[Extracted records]
* begin *

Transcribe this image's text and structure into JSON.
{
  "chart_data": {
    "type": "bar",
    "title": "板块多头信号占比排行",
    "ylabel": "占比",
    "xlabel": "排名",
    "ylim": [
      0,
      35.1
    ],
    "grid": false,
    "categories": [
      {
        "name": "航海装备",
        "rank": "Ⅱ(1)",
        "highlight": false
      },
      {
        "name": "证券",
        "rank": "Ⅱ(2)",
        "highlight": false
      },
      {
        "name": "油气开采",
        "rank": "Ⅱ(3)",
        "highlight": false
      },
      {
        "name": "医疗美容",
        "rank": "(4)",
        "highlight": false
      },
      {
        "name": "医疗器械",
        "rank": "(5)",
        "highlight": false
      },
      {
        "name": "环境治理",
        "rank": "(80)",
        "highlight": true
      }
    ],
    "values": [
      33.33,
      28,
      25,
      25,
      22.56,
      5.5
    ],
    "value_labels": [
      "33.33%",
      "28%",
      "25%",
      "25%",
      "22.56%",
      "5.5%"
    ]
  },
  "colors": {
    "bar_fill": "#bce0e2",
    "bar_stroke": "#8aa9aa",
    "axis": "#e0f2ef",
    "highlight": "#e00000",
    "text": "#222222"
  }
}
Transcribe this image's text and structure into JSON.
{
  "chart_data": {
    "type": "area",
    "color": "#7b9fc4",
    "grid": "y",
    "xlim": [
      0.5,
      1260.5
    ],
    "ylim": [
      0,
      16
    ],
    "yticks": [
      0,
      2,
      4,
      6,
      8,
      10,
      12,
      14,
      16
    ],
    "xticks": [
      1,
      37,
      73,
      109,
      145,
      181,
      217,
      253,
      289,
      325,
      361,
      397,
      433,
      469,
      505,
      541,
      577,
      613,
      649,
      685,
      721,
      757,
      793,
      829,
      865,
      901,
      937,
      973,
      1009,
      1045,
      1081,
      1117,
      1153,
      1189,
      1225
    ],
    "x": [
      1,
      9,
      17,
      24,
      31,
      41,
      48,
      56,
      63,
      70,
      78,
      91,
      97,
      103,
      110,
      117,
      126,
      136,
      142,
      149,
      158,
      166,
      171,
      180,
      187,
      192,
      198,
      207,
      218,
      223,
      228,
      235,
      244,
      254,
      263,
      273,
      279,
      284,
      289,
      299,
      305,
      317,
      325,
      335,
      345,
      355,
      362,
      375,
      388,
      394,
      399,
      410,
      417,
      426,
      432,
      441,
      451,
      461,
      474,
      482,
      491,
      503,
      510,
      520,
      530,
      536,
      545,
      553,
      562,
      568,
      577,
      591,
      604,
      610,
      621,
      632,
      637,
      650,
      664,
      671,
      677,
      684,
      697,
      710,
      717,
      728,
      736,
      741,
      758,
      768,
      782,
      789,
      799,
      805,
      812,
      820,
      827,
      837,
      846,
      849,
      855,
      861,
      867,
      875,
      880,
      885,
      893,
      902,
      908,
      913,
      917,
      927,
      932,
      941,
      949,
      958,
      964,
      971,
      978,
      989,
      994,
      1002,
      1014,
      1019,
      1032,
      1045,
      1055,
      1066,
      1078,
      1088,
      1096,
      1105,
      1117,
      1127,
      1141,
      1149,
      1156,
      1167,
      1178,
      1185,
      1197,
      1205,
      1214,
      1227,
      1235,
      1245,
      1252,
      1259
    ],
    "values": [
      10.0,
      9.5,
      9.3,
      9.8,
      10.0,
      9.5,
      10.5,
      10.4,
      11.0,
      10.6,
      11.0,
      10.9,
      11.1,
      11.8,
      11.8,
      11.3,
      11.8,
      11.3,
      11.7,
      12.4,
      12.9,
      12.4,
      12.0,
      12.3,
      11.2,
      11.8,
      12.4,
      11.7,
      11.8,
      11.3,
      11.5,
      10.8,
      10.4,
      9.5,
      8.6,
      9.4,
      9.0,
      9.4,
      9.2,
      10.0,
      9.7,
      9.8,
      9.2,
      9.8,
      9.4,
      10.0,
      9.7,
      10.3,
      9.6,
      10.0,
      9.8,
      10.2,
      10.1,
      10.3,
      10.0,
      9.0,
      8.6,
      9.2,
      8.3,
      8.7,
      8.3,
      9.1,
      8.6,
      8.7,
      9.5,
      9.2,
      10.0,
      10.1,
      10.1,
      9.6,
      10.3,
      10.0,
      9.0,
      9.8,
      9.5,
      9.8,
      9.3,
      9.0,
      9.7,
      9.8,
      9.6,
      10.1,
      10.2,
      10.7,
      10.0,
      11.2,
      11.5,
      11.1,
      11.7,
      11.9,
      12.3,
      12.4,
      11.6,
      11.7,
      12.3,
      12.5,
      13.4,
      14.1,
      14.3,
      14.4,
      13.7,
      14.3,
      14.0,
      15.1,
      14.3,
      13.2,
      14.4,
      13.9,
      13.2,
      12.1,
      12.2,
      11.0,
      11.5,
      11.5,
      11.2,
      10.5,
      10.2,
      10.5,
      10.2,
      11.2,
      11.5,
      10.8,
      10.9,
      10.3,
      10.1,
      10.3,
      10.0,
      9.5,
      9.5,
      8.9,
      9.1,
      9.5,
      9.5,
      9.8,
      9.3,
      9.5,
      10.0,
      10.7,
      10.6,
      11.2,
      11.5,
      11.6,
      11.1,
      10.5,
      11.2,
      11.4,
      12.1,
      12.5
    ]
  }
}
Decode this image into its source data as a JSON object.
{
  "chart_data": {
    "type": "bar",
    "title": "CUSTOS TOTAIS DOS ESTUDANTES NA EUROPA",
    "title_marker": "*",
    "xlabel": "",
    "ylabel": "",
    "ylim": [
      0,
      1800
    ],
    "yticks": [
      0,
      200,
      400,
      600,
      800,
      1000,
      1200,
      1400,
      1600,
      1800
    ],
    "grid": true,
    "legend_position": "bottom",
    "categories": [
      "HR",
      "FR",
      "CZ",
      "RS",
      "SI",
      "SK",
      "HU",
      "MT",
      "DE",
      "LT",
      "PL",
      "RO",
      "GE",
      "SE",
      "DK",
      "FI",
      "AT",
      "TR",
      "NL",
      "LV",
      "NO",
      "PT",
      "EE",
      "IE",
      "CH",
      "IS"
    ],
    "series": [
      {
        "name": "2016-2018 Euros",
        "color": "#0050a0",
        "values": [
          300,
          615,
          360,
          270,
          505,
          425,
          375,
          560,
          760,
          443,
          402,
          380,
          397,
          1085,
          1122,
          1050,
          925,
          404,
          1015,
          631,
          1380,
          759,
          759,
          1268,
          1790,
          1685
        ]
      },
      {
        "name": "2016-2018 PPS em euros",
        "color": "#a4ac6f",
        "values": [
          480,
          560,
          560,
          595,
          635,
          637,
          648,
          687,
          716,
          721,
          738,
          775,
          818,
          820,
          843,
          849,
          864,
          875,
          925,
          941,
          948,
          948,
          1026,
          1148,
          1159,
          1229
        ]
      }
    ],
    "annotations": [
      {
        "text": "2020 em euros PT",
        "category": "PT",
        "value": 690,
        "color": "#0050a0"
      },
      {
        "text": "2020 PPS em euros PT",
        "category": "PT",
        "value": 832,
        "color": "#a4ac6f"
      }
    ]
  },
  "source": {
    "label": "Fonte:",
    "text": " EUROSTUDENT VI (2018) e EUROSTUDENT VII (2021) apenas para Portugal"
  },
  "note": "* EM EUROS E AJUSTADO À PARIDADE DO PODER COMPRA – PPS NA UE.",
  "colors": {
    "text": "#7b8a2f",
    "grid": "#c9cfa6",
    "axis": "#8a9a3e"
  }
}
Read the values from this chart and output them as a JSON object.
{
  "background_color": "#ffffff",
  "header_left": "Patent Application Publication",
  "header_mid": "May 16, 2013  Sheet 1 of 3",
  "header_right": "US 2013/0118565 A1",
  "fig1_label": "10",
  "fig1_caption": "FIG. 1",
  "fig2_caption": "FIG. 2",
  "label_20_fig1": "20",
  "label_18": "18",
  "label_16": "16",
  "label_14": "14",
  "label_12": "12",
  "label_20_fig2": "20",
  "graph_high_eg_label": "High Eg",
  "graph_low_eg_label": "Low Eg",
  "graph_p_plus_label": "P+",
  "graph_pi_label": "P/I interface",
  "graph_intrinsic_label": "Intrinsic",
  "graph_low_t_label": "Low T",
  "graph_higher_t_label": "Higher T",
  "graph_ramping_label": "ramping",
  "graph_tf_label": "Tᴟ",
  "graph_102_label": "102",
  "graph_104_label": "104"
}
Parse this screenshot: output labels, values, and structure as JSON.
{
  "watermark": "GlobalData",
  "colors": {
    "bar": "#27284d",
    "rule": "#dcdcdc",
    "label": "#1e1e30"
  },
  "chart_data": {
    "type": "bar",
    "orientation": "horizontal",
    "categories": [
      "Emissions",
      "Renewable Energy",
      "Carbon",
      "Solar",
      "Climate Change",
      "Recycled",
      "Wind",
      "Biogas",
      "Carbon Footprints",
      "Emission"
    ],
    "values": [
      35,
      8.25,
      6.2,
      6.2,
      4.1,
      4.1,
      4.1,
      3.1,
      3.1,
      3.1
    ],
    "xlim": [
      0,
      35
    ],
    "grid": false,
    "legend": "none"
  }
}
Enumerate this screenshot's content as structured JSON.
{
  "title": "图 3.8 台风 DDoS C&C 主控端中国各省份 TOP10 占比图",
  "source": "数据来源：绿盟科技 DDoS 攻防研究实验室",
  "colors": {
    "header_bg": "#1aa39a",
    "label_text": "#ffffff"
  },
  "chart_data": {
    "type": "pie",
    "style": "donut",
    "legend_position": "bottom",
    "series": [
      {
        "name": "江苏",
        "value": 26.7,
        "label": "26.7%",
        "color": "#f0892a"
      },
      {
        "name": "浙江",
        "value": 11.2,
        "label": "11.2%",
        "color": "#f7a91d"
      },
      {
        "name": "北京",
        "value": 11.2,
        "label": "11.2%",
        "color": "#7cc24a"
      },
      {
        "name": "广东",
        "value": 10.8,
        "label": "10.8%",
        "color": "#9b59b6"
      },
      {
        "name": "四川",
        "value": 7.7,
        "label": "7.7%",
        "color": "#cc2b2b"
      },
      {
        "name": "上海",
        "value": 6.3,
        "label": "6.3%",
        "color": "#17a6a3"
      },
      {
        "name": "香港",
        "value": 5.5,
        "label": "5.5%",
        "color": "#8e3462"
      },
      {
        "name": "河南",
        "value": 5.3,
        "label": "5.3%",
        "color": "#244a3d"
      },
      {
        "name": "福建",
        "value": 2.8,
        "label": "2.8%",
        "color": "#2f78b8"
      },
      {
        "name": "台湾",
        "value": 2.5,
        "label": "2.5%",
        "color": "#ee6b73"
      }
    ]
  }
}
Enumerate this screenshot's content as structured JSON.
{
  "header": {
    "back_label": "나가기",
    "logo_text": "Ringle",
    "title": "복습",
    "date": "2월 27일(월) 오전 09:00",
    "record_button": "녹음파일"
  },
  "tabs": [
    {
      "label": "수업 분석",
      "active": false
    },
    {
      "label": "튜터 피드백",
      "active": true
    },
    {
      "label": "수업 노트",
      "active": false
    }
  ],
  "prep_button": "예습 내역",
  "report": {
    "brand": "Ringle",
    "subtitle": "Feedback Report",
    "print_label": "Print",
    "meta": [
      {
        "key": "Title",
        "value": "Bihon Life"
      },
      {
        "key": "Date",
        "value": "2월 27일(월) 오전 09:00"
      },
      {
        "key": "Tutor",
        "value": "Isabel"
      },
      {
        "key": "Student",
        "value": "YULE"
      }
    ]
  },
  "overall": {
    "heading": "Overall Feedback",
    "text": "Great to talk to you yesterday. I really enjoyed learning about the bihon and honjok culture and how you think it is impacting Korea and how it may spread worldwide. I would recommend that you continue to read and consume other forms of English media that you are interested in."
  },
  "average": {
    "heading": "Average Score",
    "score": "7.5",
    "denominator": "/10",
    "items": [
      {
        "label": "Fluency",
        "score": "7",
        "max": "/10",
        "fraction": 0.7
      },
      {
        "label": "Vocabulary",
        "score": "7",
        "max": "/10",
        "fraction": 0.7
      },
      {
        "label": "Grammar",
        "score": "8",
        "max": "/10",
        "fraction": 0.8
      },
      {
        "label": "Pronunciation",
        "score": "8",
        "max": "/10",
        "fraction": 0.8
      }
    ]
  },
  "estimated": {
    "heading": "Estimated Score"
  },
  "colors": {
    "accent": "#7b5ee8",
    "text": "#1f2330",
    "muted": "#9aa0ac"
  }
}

* end *

## What the exercise asks
Find every line in the entries that includes the word "object", then state how many there are and nothing else.

## Written response
2